Task statement. The records below must be duplicated exactly, character for character.

Source data.
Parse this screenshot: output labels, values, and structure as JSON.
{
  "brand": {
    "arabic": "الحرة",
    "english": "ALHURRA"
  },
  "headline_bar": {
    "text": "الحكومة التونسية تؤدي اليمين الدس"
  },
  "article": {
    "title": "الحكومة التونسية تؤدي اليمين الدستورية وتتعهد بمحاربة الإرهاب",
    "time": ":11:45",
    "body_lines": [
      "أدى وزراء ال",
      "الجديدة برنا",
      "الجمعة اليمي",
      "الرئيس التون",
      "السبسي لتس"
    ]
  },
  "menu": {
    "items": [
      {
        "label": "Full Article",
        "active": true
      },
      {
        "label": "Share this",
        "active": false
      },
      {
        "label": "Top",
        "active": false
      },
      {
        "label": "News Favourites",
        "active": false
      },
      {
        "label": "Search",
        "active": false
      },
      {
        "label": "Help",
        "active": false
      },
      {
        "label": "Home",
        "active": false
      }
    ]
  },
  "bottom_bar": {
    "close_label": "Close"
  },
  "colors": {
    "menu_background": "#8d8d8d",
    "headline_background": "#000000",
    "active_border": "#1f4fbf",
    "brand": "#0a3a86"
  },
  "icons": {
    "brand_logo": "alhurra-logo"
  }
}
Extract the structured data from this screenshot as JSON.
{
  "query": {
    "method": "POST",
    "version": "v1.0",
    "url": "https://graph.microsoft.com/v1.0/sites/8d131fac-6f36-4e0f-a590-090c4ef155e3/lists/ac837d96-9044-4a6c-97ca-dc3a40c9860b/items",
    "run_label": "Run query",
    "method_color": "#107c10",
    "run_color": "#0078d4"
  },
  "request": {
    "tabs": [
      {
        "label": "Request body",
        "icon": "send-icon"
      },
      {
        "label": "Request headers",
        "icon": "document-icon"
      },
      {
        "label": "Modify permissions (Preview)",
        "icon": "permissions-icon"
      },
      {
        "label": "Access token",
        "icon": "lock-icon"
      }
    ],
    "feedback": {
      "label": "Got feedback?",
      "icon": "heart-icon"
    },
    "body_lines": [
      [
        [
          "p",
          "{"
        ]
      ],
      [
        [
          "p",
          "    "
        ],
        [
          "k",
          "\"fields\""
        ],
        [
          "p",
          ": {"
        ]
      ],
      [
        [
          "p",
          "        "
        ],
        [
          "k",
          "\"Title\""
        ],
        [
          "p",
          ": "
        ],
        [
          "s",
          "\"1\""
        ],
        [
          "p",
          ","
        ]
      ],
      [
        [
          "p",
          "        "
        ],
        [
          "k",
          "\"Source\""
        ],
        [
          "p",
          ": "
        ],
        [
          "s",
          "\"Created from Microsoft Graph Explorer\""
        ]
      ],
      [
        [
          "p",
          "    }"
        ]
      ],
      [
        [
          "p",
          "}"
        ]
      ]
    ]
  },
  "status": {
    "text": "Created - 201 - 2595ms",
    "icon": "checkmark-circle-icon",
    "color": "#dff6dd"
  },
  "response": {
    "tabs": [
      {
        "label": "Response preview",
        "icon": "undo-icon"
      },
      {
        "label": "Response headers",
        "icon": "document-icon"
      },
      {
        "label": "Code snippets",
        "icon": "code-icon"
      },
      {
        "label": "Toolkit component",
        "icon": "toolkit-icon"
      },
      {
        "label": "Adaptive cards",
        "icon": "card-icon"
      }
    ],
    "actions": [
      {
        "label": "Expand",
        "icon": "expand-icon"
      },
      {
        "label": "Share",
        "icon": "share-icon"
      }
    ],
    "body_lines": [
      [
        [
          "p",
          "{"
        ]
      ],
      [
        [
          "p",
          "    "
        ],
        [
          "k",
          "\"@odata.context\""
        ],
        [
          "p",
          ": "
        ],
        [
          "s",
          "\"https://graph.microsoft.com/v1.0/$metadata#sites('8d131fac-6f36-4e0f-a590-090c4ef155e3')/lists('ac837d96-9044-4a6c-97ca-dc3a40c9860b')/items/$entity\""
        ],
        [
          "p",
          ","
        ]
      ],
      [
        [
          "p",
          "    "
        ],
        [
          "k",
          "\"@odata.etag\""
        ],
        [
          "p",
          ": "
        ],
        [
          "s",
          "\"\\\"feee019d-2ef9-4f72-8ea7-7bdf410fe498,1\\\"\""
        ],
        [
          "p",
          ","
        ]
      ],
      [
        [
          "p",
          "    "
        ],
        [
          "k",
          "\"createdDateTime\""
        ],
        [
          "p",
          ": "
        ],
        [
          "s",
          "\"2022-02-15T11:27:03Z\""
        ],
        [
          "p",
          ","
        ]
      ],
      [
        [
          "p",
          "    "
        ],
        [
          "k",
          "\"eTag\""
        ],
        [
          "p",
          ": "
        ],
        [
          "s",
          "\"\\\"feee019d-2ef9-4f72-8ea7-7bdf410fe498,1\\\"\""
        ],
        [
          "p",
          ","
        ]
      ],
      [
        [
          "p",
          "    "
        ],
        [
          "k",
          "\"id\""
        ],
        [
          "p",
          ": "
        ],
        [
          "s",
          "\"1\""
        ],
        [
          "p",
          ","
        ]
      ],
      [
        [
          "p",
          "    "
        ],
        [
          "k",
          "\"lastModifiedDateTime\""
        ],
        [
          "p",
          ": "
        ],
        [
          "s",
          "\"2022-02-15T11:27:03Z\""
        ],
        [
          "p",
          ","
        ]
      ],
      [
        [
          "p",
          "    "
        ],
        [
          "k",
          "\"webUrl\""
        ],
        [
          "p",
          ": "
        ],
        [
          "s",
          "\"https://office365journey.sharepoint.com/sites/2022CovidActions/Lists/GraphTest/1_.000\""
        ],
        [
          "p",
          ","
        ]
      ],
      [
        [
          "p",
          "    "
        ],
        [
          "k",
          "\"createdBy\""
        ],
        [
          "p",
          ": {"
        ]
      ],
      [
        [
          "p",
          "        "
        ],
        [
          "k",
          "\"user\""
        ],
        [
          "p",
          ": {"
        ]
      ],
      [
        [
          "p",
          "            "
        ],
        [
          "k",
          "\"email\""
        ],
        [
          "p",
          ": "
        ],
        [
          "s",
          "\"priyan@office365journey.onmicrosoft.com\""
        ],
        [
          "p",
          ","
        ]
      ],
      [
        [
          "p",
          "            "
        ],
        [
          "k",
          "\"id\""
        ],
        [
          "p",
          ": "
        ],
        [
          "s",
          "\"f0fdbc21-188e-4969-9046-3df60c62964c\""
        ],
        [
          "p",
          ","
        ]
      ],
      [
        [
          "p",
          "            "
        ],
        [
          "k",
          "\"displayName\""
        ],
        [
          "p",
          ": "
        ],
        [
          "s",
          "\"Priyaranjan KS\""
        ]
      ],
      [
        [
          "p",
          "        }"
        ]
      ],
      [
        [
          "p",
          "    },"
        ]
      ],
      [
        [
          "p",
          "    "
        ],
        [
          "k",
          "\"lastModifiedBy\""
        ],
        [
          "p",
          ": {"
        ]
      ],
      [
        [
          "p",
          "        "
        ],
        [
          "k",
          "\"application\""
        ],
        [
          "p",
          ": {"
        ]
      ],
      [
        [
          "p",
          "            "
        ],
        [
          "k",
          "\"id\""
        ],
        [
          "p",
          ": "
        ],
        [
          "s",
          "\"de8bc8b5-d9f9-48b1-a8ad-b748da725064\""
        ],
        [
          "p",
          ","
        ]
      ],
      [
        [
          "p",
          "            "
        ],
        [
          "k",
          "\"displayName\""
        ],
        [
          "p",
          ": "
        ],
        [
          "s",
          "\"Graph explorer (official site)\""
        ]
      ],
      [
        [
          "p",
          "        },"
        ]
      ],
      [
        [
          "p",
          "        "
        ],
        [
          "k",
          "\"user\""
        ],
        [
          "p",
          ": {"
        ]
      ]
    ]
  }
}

Result for this exercise.
Parse this screenshot: output labels, values, and structure as JSON.
{
  "brand": {
    "arabic": "الحرة",
    "english": "ALHURRA"
  },
  "headline_bar": {
    "text": "الحكومة التونسية تؤدي اليمين الدس"
  },
  "article": {
    "title": "الحكومة التونسية تؤدي اليمين الدستورية وتتعهد بمحاربة الإرهاب",
    "time": ":11:45",
    "body_lines": [
      "أدى وزراء ال",
      "الجديدة برنا",
      "الجمعة اليمي",
      "الرئيس التون",
      "السبسي لتس"
    ]
  },
  "menu": {
    "items": [
      {
        "label": "Full Article",
        "active": true
      },
      {
        "label": "Share this",
        "active": false
      },
      {
        "label": "Top",
        "active": false
      },
      {
        "label": "News Favourites",
        "active": false
      },
      {
        "label": "Search",
        "active": false
      },
      {
        "label": "Help",
        "active": false
      },
      {
        "label": "Home",
        "active": false
      }
    ]
  },
  "bottom_bar": {
    "close_label": "Close"
  },
  "colors": {
    "menu_background": "#8d8d8d",
    "headline_background": "#000000",
    "active_border": "#1f4fbf",
    "brand": "#0a3a86"
  },
  "icons": {
    "brand_logo": "alhurra-logo"
  }
}
Extract the structured data from this screenshot as JSON.
{
  "query": {
    "method": "POST",
    "version": "v1.0",
    "url": "https://graph.microsoft.com/v1.0/sites/8d131fac-6f36-4e0f-a590-090c4ef155e3/lists/ac837d96-9044-4a6c-97ca-dc3a40c9860b/items",
    "run_label": "Run query",
    "method_color": "#107c10",
    "run_color": "#0078d4"
  },
  "request": {
    "tabs": [
      {
        "label": "Request body",
        "icon": "send-icon"
      },
      {
        "label": "Request headers",
        "icon": "document-icon"
      },
      {
        "label": "Modify permissions (Preview)",
        "icon": "permissions-icon"
      },
      {
        "label": "Access token",
        "icon": "lock-icon"
      }
    ],
    "feedback": {
      "label": "Got feedback?",
      "icon": "heart-icon"
    },
    "body_lines": [
      [
        [
          "p",
          "{"
        ]
      ],
      [
        [
          "p",
          "    "
        ],
        [
          "k",
          "\"fields\""
        ],
        [
          "p",
          ": {"
        ]
      ],
      [
        [
          "p",
          "        "
        ],
        [
          "k",
          "\"Title\""
        ],
        [
          "p",
          ": "
        ],
        [
          "s",
          "\"1\""
        ],
        [
          "p",
          ","
        ]
      ],
      [
        [
          "p",
          "        "
        ],
        [
          "k",
          "\"Source\""
        ],
        [
          "p",
          ": "
        ],
        [
          "s",
          "\"Created from Microsoft Graph Explorer\""
        ]
      ],
      [
        [
          "p",
          "    }"
        ]
      ],
      [
        [
          "p",
          "}"
        ]
      ]
    ]
  },
  "status": {
    "text": "Created - 201 - 2595ms",
    "icon": "checkmark-circle-icon",
    "color": "#dff6dd"
  },
  "response": {
    "tabs": [
      {
        "label": "Response preview",
        "icon": "undo-icon"
      },
      {
        "label": "Response headers",
        "icon": "document-icon"
      },
      {
        "label": "Code snippets",
        "icon": "code-icon"
      },
      {
        "label": "Toolkit component",
        "icon": "toolkit-icon"
      },
      {
        "label": "Adaptive cards",
        "icon": "card-icon"
      }
    ],
    "actions": [
      {
        "label": "Expand",
        "icon": "expand-icon"
      },
      {
        "label": "Share",
        "icon": "share-icon"
      }
    ],
    "body_lines": [
      [
        [
          "p",
          "{"
        ]
      ],
      [
        [
          "p",
          "    "
        ],
        [
          "k",
          "\"@odata.context\""
        ],
        [
          "p",
          ": "
        ],
        [
          "s",
          "\"https://graph.microsoft.com/v1.0/$metadata#sites('8d131fac-6f36-4e0f-a590-090c4ef155e3')/lists('ac837d96-9044-4a6c-97ca-dc3a40c9860b')/items/$entity\""
        ],
        [
          "p",
          ","
        ]
      ],
      [
        [
          "p",
          "    "
        ],
        [
          "k",
          "\"@odata.etag\""
        ],
        [
          "p",
          ": "
        ],
        [
          "s",
          "\"\\\"feee019d-2ef9-4f72-8ea7-7bdf410fe498,1\\\"\""
        ],
        [
          "p",
          ","
        ]
      ],
      [
        [
          "p",
          "    "
        ],
        [
          "k",
          "\"createdDateTime\""
        ],
        [
          "p",
          ": "
        ],
        [
          "s",
          "\"2022-02-15T11:27:03Z\""
        ],
        [
          "p",
          ","
        ]
      ],
      [
        [
          "p",
          "    "
        ],
        [
          "k",
          "\"eTag\""
        ],
        [
          "p",
          ": "
        ],
        [
          "s",
          "\"\\\"feee019d-2ef9-4f72-8ea7-7bdf410fe498,1\\\"\""
        ],
        [
          "p",
          ","
        ]
      ],
      [
        [
          "p",
          "    "
        ],
        [
          "k",
          "\"id\""
        ],
        [
          "p",
          ": "
        ],
        [
          "s",
          "\"1\""
        ],
        [
          "p",
          ","
        ]
      ],
      [
        [
          "p",
          "    "
        ],
        [
          "k",
          "\"lastModifiedDateTime\""
        ],
        [
          "p",
          ": "
        ],
        [
          "s",
          "\"2022-02-15T11:27:03Z\""
        ],
        [
          "p",
          ","
        ]
      ],
      [
        [
          "p",
          "    "
        ],
        [
          "k",
          "\"webUrl\""
        ],
        [
          "p",
          ": "
        ],
        [
          "s",
          "\"https://office365journey.sharepoint.com/sites/2022CovidActions/Lists/GraphTest/1_.000\""
        ],
        [
          "p",
          ","
        ]
      ],
      [
        [
          "p",
          "    "
        ],
        [
          "k",
          "\"createdBy\""
        ],
        [
          "p",
          ": {"
        ]
      ],
      [
        [
          "p",
          "        "
        ],
        [
          "k",
          "\"user\""
        ],
        [
          "p",
          ": {"
        ]
      ],
      [
        [
          "p",
          "            "
        ],
        [
          "k",
          "\"email\""
        ],
        [
          "p",
          ": "
        ],
        [
          "s",
          "\"priyan@office365journey.onmicrosoft.com\""
        ],
        [
          "p",
          ","
        ]
      ],
      [
        [
          "p",
          "            "
        ],
        [
          "k",
          "\"id\""
        ],
        [
          "p",
          ": "
        ],
        [
          "s",
          "\"f0fdbc21-188e-4969-9046-3df60c62964c\""
        ],
        [
          "p",
          ","
        ]
      ],
      [
        [
          "p",
          "            "
        ],
        [
          "k",
          "\"displayName\""
        ],
        [
          "p",
          ": "
        ],
        [
          "s",
          "\"Priyaranjan KS\""
        ]
      ],
      [
        [
          "p",
          "        }"
        ]
      ],
      [
        [
          "p",
          "    },"
        ]
      ],
      [
        [
          "p",
          "    "
        ],
        [
          "k",
          "\"lastModifiedBy\""
        ],
        [
          "p",
          ": {"
        ]
      ],
      [
        [
          "p",
          "        "
        ],
        [
          "k",
          "\"application\""
        ],
        [
          "p",
          ": {"
        ]
      ],
      [
        [
          "p",
          "            "
        ],
        [
          "k",
          "\"id\""
        ],
        [
          "p",
          ": "
        ],
        [
          "s",
          "\"de8bc8b5-d9f9-48b1-a8ad-b748da725064\""
        ],
        [
          "p",
          ","
        ]
      ],
      [
        [
          "p",
          "            "
        ],
        [
          "k",
          "\"displayName\""
        ],
        [
          "p",
          ": "
        ],
        [
          "s",
          "\"Graph explorer (official site)\""
        ]
      ],
      [
        [
          "p",
          "        },"
        ]
      ],
      [
        [
          "p",
          "        "
        ],
        [
          "k",
          "\"user\""
        ],
        [
          "p",
          ": {"
        ]
      ]
    ]
  }
}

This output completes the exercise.